--- Exercise ---
Condense the paragraph of the text below that begins "I’m excited about the opportunity" into a shorter version that keeps its main facts.

--- Text segment ---
"""

I’m excited about the opportunity to contribute to this project, and I’ve been exploring different approaches and research directions to better understand how multimodal systems can effectively predict and evaluate task-driven visual attention. Also, I’ve been exploring some existing visual search datasets and evaluation metrics commonly used in saliency research. This has given me a broader perspective on how saliency models can be evaluated. I look forward to learning from you and understanding how I can meaningfully support the ongoing work. Along the way, I’ve been documenting the research and my learnings to better structure my understanding and keep track of useful insights.
I would be happy to contribute to the project and complete whatever starting tasks will allow me to become more familiar with it — please do let me know if there are some relevant tasks for me.
I am also attaching my resume here for your reference.

"""

--- Extracted information ---
"""

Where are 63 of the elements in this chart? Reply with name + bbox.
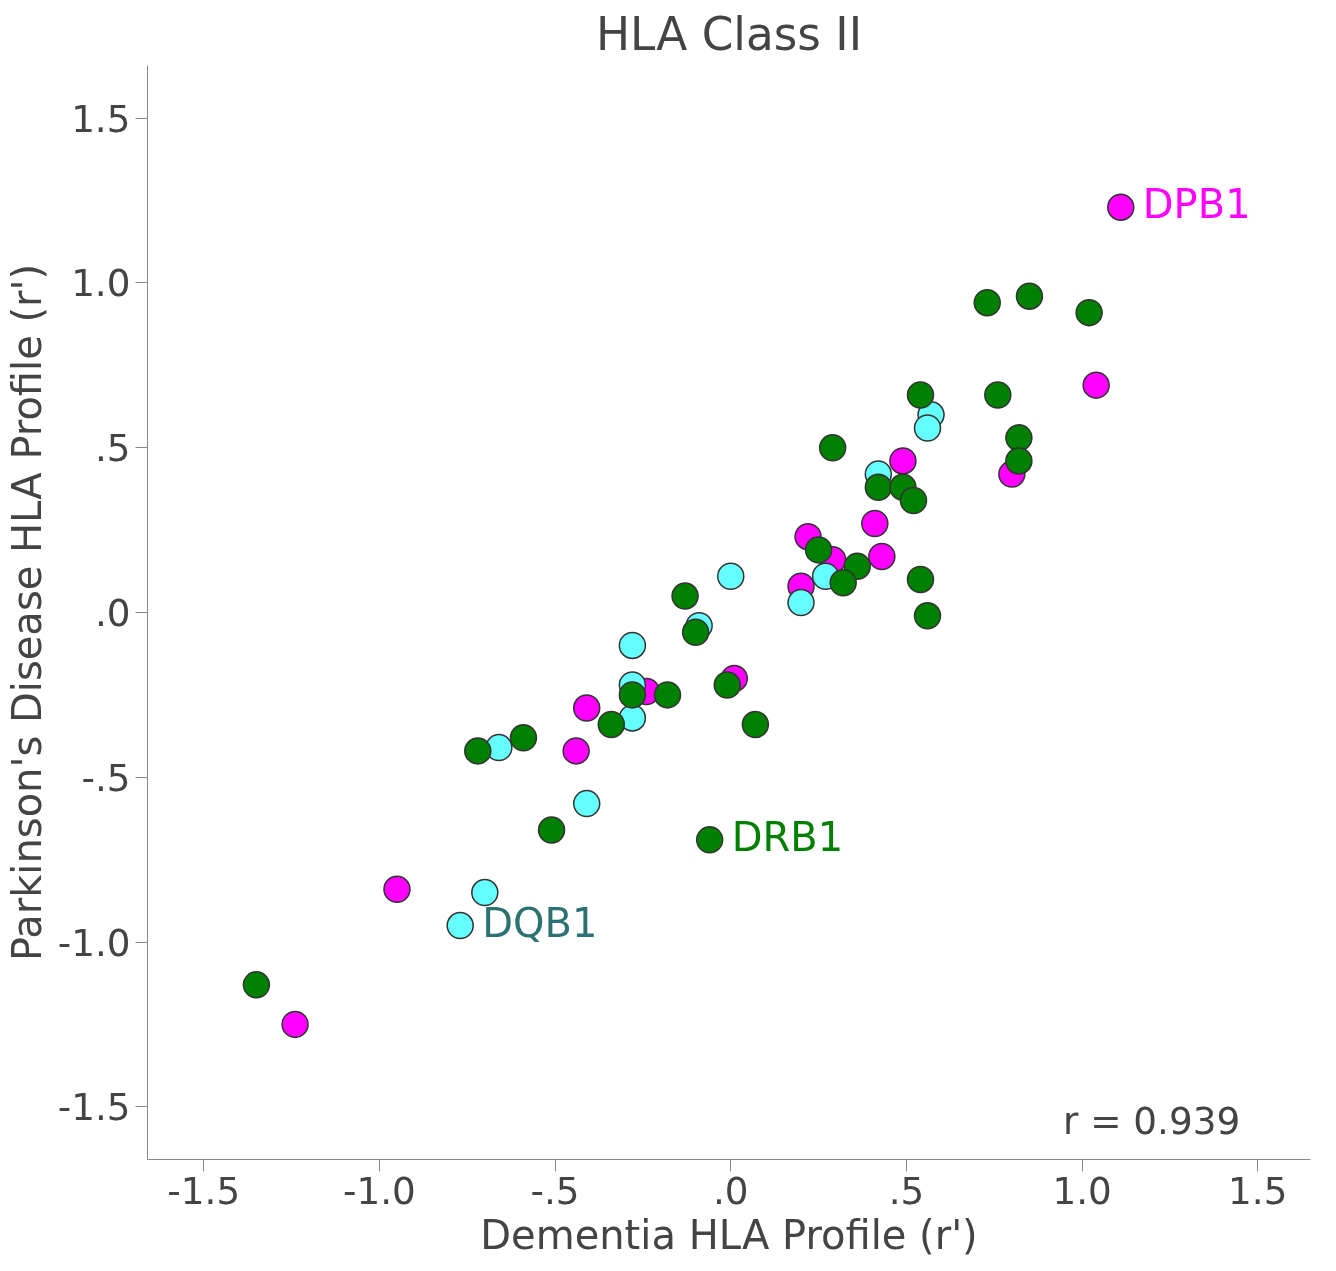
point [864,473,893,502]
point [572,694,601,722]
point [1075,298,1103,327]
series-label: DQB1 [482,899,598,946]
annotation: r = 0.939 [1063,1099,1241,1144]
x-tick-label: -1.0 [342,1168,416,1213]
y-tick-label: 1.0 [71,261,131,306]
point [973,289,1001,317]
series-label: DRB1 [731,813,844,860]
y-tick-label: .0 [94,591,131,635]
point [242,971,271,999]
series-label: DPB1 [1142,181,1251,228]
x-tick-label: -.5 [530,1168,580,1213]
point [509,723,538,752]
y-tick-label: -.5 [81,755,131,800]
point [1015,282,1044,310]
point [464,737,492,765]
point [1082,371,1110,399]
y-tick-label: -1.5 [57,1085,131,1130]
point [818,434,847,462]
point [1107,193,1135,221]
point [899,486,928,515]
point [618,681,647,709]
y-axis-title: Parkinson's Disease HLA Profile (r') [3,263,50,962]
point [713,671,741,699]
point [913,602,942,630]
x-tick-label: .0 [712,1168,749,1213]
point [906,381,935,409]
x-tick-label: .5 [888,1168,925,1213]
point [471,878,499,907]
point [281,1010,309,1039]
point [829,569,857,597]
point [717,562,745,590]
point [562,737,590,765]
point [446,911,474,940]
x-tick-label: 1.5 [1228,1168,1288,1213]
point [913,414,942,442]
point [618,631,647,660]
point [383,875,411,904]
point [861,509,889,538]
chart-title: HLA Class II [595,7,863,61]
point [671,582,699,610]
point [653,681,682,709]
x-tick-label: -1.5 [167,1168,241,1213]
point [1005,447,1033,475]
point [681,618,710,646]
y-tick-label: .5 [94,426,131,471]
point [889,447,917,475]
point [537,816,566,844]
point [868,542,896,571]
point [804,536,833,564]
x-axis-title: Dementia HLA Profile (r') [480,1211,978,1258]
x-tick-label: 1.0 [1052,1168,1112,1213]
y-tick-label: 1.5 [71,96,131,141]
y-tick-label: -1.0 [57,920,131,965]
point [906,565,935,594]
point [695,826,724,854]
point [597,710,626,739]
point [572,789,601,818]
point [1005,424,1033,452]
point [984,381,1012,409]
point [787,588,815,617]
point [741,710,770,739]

"""
"""

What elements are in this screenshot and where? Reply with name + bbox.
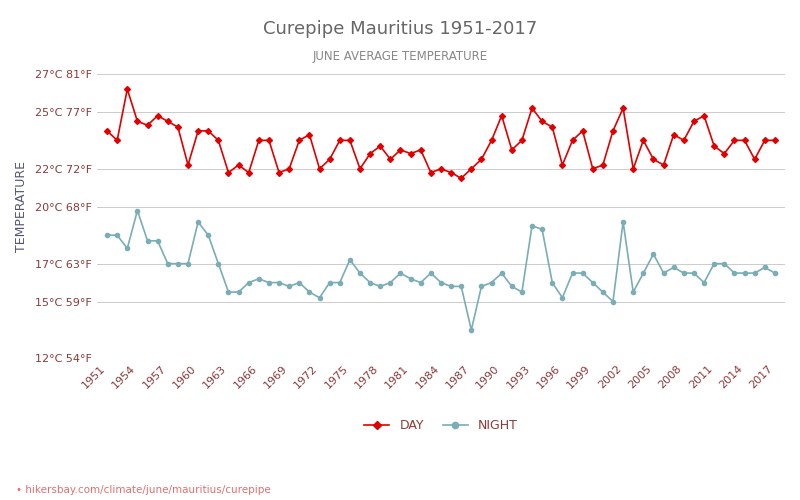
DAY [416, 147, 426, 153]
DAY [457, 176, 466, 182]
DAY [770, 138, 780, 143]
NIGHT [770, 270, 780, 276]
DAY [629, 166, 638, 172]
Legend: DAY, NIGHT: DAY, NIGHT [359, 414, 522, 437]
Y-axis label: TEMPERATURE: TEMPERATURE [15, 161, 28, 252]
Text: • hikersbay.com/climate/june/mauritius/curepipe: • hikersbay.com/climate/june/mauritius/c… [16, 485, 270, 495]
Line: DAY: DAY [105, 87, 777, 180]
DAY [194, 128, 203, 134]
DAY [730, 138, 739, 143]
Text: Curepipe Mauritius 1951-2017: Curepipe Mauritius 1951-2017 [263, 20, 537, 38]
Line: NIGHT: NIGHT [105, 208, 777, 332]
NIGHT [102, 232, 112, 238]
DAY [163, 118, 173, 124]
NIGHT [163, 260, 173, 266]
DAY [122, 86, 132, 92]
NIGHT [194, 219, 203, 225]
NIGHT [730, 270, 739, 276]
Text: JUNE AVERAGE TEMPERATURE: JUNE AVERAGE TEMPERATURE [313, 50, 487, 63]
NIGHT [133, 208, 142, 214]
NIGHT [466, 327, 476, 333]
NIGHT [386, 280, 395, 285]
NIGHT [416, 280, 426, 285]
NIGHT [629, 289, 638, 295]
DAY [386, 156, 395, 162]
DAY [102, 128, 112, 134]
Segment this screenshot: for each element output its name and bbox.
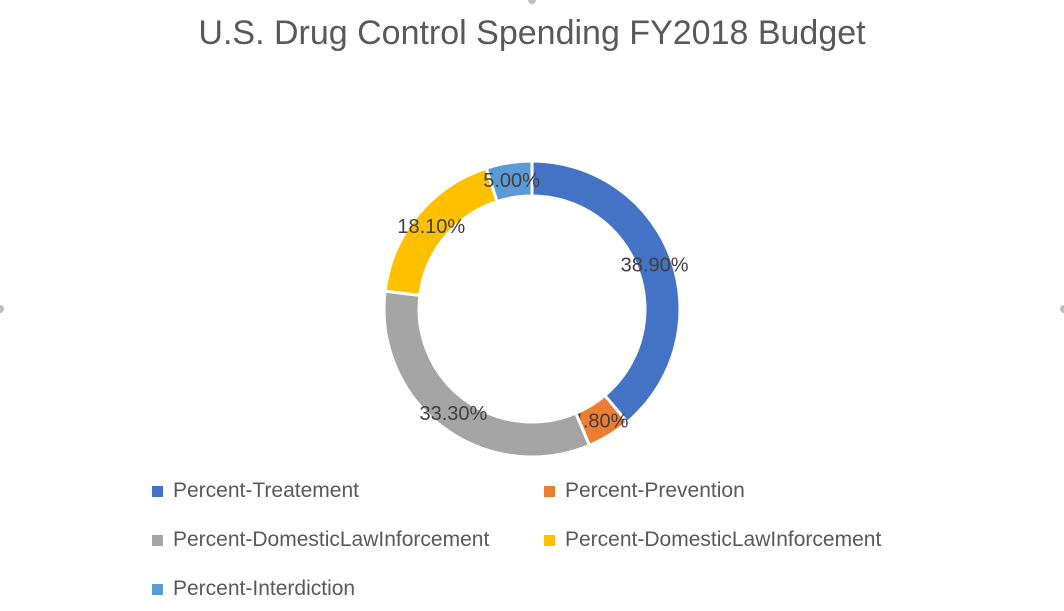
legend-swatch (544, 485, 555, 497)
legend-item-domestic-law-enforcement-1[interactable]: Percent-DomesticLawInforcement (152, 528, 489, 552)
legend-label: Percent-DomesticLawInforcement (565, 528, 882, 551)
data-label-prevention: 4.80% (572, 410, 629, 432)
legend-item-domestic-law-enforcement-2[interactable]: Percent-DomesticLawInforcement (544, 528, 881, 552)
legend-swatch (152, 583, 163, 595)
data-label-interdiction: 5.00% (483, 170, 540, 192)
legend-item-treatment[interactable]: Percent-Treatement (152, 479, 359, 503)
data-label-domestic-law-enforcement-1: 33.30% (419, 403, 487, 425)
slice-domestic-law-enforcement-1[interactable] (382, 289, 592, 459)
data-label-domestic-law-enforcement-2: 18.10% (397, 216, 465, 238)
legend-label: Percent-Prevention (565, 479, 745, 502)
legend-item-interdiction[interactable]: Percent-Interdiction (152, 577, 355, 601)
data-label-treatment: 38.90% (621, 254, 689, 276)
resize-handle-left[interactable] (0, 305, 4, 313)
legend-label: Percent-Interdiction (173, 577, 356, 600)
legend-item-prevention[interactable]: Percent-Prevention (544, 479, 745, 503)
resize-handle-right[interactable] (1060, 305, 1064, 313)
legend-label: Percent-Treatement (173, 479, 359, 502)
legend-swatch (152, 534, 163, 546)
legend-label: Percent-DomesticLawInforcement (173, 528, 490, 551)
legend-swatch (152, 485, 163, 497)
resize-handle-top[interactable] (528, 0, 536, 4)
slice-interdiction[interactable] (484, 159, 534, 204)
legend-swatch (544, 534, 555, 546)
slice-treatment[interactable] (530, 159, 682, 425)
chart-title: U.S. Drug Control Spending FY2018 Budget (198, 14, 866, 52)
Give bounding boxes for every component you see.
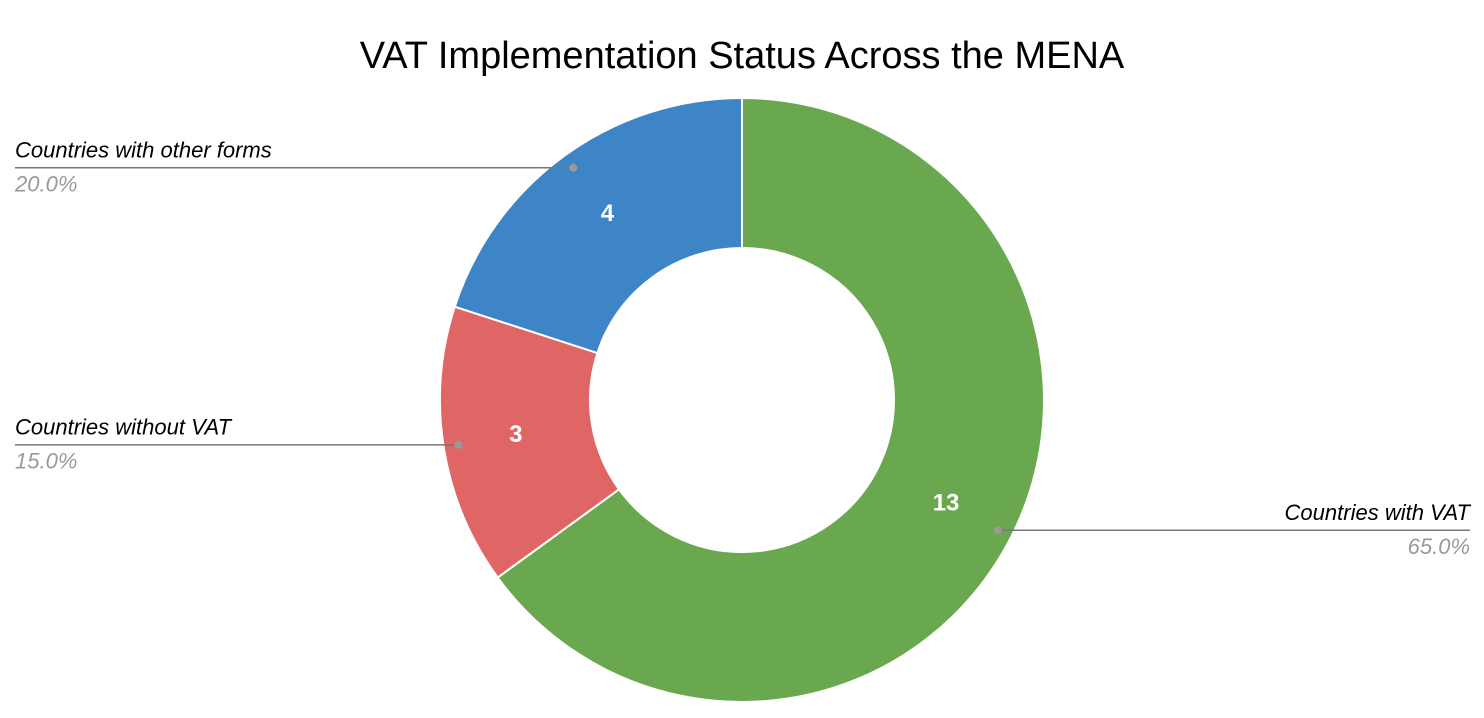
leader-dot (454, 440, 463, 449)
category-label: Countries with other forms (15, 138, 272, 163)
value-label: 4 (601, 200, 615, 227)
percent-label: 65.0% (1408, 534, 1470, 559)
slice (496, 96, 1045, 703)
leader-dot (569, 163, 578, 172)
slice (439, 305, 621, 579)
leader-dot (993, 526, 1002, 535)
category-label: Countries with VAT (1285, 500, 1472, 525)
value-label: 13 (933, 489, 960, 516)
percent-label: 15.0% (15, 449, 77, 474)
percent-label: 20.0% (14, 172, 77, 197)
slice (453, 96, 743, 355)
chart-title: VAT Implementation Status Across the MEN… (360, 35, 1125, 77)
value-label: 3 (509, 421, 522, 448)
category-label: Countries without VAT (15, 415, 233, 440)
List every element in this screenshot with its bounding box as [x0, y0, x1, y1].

"""

--- Problem solution ---
I am eager to contribute to this project and have been studying approaches and research directions on how multimodal systems can predict and evaluate task-driven visual attention. I have also reviewed existing visual search datasets and common saliency evaluation metrics, which broadened my view of how saliency models are assessed. I look forward to learning from you and finding ways to support the ongoing work, and I have been documenting my research and learnings to organize my understanding and track useful insights.